> EXTRACTED INFORMATION:
────────────────
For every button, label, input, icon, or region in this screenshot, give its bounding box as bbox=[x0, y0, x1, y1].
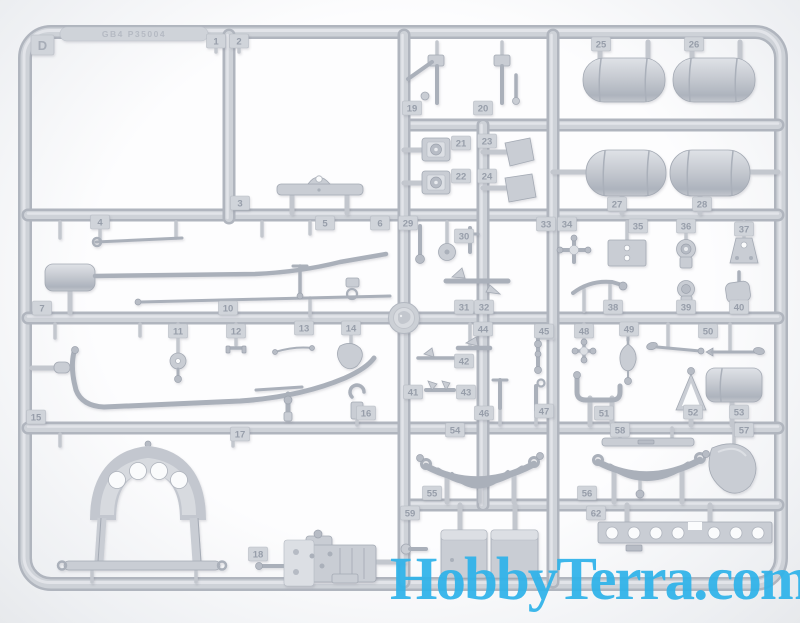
part-number-tag: 38 bbox=[604, 300, 623, 314]
part-number-tag: 42 bbox=[455, 354, 474, 368]
part-tie-rod-a bbox=[646, 324, 704, 354]
part-muffler-with-pipe bbox=[45, 254, 386, 313]
svg-text:1: 1 bbox=[213, 36, 219, 47]
part-number-tag: 1 bbox=[207, 34, 226, 48]
part-number-tag: 39 bbox=[677, 300, 696, 314]
svg-text:51: 51 bbox=[599, 408, 610, 419]
mold-stamp: GB4 P35004 bbox=[60, 27, 208, 41]
svg-text:12: 12 bbox=[231, 326, 242, 337]
svg-text:17: 17 bbox=[235, 429, 246, 440]
part-number-tag: 23 bbox=[478, 134, 497, 148]
part-number-tag: 40 bbox=[730, 300, 749, 314]
svg-text:36: 36 bbox=[681, 221, 692, 232]
svg-text:56: 56 bbox=[582, 488, 593, 499]
part-number-tag: 55 bbox=[423, 486, 442, 500]
part-number-tag: 62 bbox=[587, 506, 606, 520]
part-number-tag: 11 bbox=[169, 324, 188, 338]
part-number-tag: 37 bbox=[735, 222, 754, 236]
part-wire-13 bbox=[273, 346, 315, 355]
part-bent-tube bbox=[32, 347, 374, 408]
part-valve-34 bbox=[557, 235, 591, 262]
part-leaf-spring-right bbox=[594, 451, 710, 503]
svg-text:26: 26 bbox=[689, 39, 700, 50]
part-number-tag: 33 bbox=[537, 217, 556, 231]
part-number-tag: 15 bbox=[27, 410, 46, 424]
svg-text:3: 3 bbox=[237, 198, 242, 209]
svg-text:10: 10 bbox=[223, 303, 234, 314]
svg-text:35: 35 bbox=[633, 221, 644, 232]
part-number-tag: 45 bbox=[535, 324, 554, 338]
part-number-tag: 43 bbox=[457, 385, 476, 399]
part-lever-20 bbox=[494, 42, 520, 105]
sprue-illustration: GB4 P35004 D 123456710111213141516171819… bbox=[0, 0, 800, 623]
part-perforated-beam bbox=[598, 505, 772, 551]
part-number-tag: 27 bbox=[608, 197, 627, 211]
svg-text:42: 42 bbox=[459, 356, 470, 367]
svg-text:55: 55 bbox=[427, 488, 438, 499]
part-number-tag: 21 bbox=[452, 136, 471, 150]
svg-text:31: 31 bbox=[459, 302, 470, 313]
part-disc bbox=[439, 222, 456, 261]
svg-text:30: 30 bbox=[459, 231, 470, 242]
svg-text:5: 5 bbox=[322, 218, 328, 229]
manufacturer-logo-medallion bbox=[389, 303, 420, 334]
svg-text:43: 43 bbox=[461, 387, 472, 398]
svg-text:49: 49 bbox=[624, 324, 635, 335]
part-number-tag: 44 bbox=[474, 322, 493, 336]
sprue-letter-tag: D bbox=[31, 35, 54, 55]
part-number-tag: 47 bbox=[535, 404, 554, 418]
part-plate-22 bbox=[404, 171, 450, 194]
svg-text:50: 50 bbox=[703, 326, 714, 337]
part-winged-rod-42 bbox=[418, 348, 460, 358]
part-number-tag: 52 bbox=[684, 405, 703, 419]
svg-text:25: 25 bbox=[596, 39, 607, 50]
svg-text:54: 54 bbox=[450, 425, 461, 436]
part-number-tag: 34 bbox=[558, 217, 577, 231]
svg-text:39: 39 bbox=[681, 302, 692, 313]
part-number-tag: 12 bbox=[227, 324, 246, 338]
svg-text:58: 58 bbox=[615, 425, 626, 436]
svg-text:19: 19 bbox=[407, 103, 418, 114]
part-number-tag: 10 bbox=[219, 301, 238, 315]
part-number-tag: 57 bbox=[735, 423, 754, 437]
watermark-text: HobbyTerra.com bbox=[390, 549, 800, 610]
part-number-tag: 48 bbox=[575, 324, 594, 338]
part-number-tag: 41 bbox=[404, 385, 423, 399]
svg-text:59: 59 bbox=[405, 508, 416, 519]
svg-text:33: 33 bbox=[541, 219, 552, 230]
part-number-tag: 4 bbox=[91, 215, 110, 229]
part-number-tag: 53 bbox=[730, 405, 749, 419]
svg-text:13: 13 bbox=[299, 323, 310, 334]
part-number-tag: 31 bbox=[455, 300, 474, 314]
svg-text:41: 41 bbox=[408, 387, 419, 398]
part-bracket-bar-3 bbox=[277, 176, 363, 213]
part-number-tag: 36 bbox=[677, 219, 696, 233]
part-number-tag: 25 bbox=[592, 37, 611, 51]
svg-text:45: 45 bbox=[539, 326, 550, 337]
svg-text:37: 37 bbox=[739, 224, 750, 235]
part-number-tag: 22 bbox=[452, 169, 471, 183]
svg-text:14: 14 bbox=[346, 323, 357, 334]
part-number-tag: 2 bbox=[230, 34, 249, 48]
part-lever-19 bbox=[408, 42, 444, 103]
part-number-tag: 35 bbox=[629, 219, 648, 233]
svg-text:34: 34 bbox=[562, 219, 573, 230]
part-number-tag: 50 bbox=[699, 324, 718, 338]
part-number-tag: 5 bbox=[316, 216, 335, 230]
svg-text:38: 38 bbox=[608, 302, 619, 313]
svg-text:16: 16 bbox=[361, 408, 372, 419]
part-pin-with-ball bbox=[416, 226, 425, 264]
part-plate-21 bbox=[404, 138, 450, 161]
svg-text:6: 6 bbox=[377, 218, 382, 229]
svg-text:57: 57 bbox=[739, 425, 750, 436]
part-number-tag: 28 bbox=[693, 197, 712, 211]
svg-text:18: 18 bbox=[253, 549, 264, 560]
part-number-tag: 7 bbox=[33, 301, 52, 315]
svg-text:7: 7 bbox=[39, 303, 44, 314]
part-number-tag: 6 bbox=[371, 216, 390, 230]
sprue-photo-stage: GB4 P35004 D 123456710111213141516171819… bbox=[0, 0, 800, 623]
svg-text:22: 22 bbox=[456, 171, 467, 182]
part-number-tag: 32 bbox=[475, 300, 494, 314]
part-number-tag: 54 bbox=[446, 423, 465, 437]
part-number-tag: 16 bbox=[357, 406, 376, 420]
svg-text:21: 21 bbox=[456, 138, 467, 149]
mold-stamp-text: GB4 P35004 bbox=[102, 29, 166, 39]
part-number-tag: 46 bbox=[475, 406, 494, 420]
part-number-tag: 58 bbox=[611, 423, 630, 437]
part-number-tag: 30 bbox=[455, 229, 474, 243]
svg-text:11: 11 bbox=[173, 326, 184, 337]
svg-text:2: 2 bbox=[236, 36, 241, 47]
svg-text:29: 29 bbox=[403, 218, 414, 229]
part-number-tag: 20 bbox=[474, 101, 493, 115]
part-number-tag: 14 bbox=[342, 321, 361, 335]
part-air-tank-28 bbox=[670, 150, 778, 213]
svg-text:44: 44 bbox=[478, 324, 489, 335]
svg-text:28: 28 bbox=[697, 199, 708, 210]
part-number-tag: 29 bbox=[399, 216, 418, 230]
part-horns-43 bbox=[426, 381, 454, 390]
svg-text:20: 20 bbox=[478, 103, 489, 114]
svg-text:62: 62 bbox=[591, 508, 602, 519]
part-number-tag: 19 bbox=[403, 101, 422, 115]
part-number-tag: 13 bbox=[295, 321, 314, 335]
svg-text:46: 46 bbox=[479, 408, 490, 419]
part-number-tag: 18 bbox=[249, 547, 268, 561]
part-number-tag: 51 bbox=[595, 406, 614, 420]
part-arch-frame bbox=[98, 441, 201, 562]
svg-text:15: 15 bbox=[31, 412, 42, 423]
part-number-tag: 24 bbox=[478, 169, 497, 183]
svg-text:40: 40 bbox=[734, 302, 745, 313]
svg-text:53: 53 bbox=[734, 407, 745, 418]
svg-text:48: 48 bbox=[579, 326, 590, 337]
part-tee-46 bbox=[493, 380, 507, 425]
part-number-tag: 17 bbox=[231, 427, 250, 441]
svg-text:23: 23 bbox=[482, 136, 493, 147]
part-number-tag: 49 bbox=[620, 322, 639, 336]
part-number-tag: 59 bbox=[401, 506, 420, 520]
svg-text:32: 32 bbox=[479, 302, 490, 313]
part-fender-57 bbox=[709, 428, 756, 493]
sprue-letter: D bbox=[38, 38, 47, 53]
svg-text:4: 4 bbox=[97, 217, 103, 228]
svg-text:27: 27 bbox=[612, 199, 623, 210]
svg-text:47: 47 bbox=[539, 406, 550, 417]
part-number-tag: 56 bbox=[578, 486, 597, 500]
part-number-tag: 3 bbox=[231, 196, 250, 210]
part-number-tag: 26 bbox=[685, 37, 704, 51]
svg-text:52: 52 bbox=[688, 407, 699, 418]
svg-text:24: 24 bbox=[482, 171, 493, 182]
────────────────
> DIRECTION:
Render the stretch of the data from the line containing "part-number-tag: 38 bbox=[604, 300, 623, 314]" through the line containing "part-number-tag: 39 bbox=[677, 300, 696, 314]" as a Markdown table with the columns Row and Line, one row per line, skipping blank lines.

> CORRECT RESULT:
| Row | Line |
|---|---|
| 1 | part-number-tag: 38 bbox=[604, 300, 623, 314] |
| 2 | part-number-tag: 42 bbox=[455, 354, 474, 368] |
| 3 | part-tie-rod-a bbox=[646, 324, 704, 354] |
| 4 | part-muffler-with-pipe bbox=[45, 254, 386, 313] |
| 5 | svg-text:1: 1 bbox=[213, 36, 219, 47] |
| 6 | part-number-tag: 1 bbox=[207, 34, 226, 48] |
| 7 | part-number-tag: 39 bbox=[677, 300, 696, 314] |